## Problem requirements
Pull every line of the entries that has the word "SRMTID".

## Provided material

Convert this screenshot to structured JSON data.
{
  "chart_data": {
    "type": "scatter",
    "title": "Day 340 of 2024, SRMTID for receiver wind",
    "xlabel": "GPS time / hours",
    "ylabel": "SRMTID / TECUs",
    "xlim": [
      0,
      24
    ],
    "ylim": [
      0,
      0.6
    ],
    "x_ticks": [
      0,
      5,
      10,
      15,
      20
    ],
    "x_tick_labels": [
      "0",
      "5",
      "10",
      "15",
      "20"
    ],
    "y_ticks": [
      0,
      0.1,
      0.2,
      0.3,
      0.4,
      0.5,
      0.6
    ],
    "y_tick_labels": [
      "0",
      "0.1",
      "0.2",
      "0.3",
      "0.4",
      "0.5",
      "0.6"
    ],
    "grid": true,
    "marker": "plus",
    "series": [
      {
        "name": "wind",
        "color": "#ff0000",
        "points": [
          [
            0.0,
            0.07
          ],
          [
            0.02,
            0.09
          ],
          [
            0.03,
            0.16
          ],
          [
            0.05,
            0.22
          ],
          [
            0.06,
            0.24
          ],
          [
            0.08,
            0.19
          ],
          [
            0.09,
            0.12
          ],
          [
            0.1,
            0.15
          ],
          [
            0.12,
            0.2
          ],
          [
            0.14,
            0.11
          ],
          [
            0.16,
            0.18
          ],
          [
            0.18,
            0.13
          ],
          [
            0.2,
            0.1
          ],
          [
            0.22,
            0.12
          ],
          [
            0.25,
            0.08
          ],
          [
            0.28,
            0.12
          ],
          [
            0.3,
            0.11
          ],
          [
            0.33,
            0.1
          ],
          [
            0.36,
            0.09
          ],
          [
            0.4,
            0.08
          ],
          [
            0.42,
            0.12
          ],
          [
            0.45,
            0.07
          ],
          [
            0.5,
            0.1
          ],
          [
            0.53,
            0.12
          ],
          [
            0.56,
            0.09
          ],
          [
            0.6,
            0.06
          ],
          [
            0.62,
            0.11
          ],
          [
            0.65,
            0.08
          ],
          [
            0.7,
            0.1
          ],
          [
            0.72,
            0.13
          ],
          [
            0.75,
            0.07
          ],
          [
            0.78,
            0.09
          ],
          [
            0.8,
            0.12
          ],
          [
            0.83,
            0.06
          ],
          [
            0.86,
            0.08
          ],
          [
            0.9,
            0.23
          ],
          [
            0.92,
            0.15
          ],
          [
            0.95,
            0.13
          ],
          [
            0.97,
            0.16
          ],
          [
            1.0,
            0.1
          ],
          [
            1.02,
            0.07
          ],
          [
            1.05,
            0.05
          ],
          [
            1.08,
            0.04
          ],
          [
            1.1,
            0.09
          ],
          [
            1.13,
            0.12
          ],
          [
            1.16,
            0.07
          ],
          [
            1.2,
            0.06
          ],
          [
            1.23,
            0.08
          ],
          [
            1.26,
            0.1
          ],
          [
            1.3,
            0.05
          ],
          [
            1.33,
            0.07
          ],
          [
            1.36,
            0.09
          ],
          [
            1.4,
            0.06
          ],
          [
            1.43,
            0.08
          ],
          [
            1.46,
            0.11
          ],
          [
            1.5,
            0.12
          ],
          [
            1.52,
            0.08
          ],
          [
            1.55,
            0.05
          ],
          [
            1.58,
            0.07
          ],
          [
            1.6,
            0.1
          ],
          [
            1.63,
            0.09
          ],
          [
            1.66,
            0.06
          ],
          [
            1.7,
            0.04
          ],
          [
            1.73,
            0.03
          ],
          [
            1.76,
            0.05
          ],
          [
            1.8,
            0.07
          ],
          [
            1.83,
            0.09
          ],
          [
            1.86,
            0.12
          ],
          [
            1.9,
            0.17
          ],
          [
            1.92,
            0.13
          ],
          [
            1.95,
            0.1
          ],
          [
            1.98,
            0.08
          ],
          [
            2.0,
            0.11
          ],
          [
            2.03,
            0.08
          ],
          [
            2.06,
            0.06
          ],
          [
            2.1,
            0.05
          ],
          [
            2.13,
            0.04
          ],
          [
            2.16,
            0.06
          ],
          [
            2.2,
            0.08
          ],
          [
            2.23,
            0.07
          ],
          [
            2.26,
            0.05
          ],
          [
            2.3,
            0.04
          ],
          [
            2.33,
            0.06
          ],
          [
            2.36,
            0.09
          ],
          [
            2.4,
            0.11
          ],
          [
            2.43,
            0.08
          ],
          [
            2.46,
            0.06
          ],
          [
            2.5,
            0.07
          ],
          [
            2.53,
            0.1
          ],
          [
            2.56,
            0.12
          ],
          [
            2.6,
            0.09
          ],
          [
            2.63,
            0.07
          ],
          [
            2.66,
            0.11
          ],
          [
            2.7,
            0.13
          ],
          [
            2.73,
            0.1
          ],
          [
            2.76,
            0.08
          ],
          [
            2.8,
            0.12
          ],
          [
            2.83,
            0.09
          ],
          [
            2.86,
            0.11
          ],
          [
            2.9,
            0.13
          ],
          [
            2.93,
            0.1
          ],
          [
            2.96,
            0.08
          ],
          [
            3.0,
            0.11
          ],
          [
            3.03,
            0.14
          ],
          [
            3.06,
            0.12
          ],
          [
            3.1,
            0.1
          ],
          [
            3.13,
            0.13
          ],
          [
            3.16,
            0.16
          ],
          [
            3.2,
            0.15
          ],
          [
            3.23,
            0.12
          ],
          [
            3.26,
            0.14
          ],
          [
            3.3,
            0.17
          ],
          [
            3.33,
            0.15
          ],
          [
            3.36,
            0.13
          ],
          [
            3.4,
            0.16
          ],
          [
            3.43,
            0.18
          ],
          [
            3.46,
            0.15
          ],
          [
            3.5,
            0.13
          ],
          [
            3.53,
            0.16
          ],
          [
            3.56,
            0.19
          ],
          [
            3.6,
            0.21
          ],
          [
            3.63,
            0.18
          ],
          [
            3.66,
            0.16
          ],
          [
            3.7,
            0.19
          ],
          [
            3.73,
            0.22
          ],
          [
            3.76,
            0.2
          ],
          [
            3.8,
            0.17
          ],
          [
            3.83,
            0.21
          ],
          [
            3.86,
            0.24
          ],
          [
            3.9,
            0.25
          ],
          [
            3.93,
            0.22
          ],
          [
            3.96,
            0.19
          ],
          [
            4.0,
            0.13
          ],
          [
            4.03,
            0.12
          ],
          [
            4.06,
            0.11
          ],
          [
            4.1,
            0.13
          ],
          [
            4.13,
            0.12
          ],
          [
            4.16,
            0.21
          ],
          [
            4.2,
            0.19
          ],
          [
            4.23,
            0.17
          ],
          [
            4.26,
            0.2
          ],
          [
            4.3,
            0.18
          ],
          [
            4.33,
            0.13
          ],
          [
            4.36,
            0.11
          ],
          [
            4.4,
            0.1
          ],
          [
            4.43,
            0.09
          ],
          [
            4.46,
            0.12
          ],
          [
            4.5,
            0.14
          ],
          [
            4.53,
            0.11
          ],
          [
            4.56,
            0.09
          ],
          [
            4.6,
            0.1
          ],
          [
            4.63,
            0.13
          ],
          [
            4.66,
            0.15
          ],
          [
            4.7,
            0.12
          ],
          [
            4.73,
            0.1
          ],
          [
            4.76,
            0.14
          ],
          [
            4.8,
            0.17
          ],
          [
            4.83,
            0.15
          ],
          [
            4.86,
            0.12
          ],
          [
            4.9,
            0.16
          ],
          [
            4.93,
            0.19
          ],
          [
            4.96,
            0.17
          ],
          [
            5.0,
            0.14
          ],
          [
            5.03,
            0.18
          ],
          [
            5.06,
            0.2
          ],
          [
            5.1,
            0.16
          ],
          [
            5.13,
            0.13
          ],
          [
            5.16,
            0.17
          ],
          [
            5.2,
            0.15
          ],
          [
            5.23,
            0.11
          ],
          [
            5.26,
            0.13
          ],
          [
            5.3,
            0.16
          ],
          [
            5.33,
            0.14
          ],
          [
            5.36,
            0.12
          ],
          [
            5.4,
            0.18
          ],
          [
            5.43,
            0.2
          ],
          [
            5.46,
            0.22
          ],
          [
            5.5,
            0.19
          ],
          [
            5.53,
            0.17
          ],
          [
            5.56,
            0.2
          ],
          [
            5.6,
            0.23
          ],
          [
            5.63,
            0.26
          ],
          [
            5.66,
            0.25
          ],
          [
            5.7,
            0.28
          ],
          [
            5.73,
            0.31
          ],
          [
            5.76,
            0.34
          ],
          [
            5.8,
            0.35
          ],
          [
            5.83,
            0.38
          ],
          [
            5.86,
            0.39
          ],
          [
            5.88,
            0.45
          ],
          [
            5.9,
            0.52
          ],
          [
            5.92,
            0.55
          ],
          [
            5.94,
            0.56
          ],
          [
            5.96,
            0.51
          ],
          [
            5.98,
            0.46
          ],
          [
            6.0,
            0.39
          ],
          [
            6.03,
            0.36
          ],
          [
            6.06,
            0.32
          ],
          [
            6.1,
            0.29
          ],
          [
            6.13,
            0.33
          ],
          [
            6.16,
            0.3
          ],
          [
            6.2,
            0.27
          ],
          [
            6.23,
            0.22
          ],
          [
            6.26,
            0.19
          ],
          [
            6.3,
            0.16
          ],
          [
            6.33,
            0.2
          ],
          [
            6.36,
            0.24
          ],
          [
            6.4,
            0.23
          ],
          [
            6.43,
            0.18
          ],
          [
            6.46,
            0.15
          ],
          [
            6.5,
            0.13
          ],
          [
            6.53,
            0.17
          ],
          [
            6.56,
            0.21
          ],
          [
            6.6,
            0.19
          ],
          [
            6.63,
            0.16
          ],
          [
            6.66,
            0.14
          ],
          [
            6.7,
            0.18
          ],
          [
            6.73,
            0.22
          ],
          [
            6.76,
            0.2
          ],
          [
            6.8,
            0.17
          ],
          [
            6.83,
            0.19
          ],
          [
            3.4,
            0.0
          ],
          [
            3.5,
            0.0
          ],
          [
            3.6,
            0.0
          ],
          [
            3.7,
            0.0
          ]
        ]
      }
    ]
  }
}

## Answer to this exercise
    "title": "Day 340 of 2024, SRMTID for receiver wind",
    "ylabel": "SRMTID / TECUs",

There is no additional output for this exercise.